◆ **WHAT THE EXERCISE ASKS**
Copy out each line of the data that holds the word "Views".

(Stored entries)

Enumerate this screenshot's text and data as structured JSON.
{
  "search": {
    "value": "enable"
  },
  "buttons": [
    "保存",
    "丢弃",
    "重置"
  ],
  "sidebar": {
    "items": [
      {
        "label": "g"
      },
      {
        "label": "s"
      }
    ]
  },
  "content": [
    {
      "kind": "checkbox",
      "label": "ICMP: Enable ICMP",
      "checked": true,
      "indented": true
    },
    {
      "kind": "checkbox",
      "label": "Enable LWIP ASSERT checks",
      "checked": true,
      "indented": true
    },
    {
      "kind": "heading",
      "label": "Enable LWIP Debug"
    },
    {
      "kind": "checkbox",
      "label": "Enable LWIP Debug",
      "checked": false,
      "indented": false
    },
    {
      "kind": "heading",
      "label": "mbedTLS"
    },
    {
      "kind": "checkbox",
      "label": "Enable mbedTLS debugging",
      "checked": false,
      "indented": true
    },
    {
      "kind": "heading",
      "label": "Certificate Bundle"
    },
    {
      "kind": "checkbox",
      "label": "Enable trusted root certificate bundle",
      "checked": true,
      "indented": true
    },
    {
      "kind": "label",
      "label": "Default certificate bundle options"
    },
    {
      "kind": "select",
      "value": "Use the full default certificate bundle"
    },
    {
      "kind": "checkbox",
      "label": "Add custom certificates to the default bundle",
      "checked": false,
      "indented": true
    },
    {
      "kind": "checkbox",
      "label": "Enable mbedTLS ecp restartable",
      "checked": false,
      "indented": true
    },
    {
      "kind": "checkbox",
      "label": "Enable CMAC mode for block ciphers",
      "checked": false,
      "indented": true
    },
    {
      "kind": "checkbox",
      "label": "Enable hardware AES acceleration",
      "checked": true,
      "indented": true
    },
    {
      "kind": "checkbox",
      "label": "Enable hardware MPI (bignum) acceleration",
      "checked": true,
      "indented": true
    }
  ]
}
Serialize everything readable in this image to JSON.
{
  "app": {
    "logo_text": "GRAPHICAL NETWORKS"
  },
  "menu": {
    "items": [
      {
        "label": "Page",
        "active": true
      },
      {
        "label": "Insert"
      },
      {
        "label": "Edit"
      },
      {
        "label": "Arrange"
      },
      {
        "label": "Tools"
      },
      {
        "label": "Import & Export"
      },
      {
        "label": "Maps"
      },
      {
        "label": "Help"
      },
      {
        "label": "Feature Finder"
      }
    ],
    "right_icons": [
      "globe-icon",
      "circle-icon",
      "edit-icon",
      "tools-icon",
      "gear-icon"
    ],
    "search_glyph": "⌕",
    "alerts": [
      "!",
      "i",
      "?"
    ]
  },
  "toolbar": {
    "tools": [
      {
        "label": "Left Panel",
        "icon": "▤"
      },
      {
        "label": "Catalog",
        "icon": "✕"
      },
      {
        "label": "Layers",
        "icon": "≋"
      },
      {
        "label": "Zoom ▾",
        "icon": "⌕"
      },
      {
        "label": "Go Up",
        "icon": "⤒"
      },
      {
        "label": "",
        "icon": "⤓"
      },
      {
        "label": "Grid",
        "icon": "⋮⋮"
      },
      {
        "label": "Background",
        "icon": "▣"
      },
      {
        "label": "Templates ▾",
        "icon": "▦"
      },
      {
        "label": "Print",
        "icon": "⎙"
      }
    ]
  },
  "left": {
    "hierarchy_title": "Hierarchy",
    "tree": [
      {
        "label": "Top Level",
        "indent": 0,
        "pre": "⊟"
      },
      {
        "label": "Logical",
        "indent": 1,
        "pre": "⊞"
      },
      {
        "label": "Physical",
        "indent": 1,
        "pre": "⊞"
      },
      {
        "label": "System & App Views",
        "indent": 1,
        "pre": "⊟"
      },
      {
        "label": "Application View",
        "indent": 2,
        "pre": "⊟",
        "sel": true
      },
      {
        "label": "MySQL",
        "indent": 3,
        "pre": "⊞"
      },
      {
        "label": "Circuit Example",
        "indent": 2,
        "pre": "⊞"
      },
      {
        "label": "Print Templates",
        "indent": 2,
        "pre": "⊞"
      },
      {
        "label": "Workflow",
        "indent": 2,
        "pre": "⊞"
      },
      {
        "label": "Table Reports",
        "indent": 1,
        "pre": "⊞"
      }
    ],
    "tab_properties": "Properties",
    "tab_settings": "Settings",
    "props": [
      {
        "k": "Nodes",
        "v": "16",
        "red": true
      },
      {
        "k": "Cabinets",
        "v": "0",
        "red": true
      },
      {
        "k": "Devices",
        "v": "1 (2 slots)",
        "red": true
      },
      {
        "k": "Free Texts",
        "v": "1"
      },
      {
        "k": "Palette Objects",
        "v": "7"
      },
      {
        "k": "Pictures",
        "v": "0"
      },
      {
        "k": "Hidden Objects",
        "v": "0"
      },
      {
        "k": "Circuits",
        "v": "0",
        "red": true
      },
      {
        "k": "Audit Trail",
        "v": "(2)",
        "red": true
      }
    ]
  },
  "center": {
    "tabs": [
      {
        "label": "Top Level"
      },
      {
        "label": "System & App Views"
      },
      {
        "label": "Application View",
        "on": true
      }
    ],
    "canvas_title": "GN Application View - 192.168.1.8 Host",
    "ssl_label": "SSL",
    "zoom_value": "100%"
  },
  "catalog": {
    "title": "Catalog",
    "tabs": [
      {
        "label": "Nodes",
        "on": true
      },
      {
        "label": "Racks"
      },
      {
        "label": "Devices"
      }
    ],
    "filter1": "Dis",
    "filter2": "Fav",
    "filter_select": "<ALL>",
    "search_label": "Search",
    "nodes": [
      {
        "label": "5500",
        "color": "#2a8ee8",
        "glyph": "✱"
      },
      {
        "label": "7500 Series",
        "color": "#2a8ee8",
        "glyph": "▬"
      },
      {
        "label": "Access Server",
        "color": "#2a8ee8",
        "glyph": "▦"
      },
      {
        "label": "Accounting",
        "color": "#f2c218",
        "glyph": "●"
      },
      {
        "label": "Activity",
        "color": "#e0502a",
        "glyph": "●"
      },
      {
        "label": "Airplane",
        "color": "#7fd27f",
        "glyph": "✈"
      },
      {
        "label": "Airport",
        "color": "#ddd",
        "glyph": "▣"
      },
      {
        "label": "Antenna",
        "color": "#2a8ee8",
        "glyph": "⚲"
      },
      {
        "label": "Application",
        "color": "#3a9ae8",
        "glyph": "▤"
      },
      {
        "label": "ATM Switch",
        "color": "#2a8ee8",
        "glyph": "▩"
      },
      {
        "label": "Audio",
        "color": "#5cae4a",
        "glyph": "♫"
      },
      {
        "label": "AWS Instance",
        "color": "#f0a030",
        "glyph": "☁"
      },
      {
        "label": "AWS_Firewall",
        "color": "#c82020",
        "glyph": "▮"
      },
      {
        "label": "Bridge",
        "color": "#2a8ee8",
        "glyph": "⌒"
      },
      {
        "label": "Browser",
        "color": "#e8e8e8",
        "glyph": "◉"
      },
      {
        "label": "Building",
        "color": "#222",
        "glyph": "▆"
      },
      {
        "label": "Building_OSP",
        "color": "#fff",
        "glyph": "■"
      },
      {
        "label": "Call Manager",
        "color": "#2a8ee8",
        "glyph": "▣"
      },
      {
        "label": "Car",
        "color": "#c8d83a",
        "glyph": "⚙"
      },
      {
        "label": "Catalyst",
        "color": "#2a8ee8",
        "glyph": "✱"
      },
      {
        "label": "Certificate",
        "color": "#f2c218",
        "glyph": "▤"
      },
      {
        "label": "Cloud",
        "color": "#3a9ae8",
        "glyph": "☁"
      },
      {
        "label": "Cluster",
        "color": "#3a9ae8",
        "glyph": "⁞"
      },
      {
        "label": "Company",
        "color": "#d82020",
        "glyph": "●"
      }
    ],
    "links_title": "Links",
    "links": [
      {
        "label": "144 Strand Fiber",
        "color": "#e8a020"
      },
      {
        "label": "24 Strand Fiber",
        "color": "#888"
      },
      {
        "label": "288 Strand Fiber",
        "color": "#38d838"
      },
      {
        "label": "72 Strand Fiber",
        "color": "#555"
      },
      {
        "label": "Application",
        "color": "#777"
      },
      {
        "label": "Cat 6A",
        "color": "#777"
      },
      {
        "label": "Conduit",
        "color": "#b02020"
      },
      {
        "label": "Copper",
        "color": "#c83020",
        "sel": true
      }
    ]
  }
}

◆ **SOLUTION TO THE EXERCISE**
        "label": "System & App Views",
        "label": "System & App Views"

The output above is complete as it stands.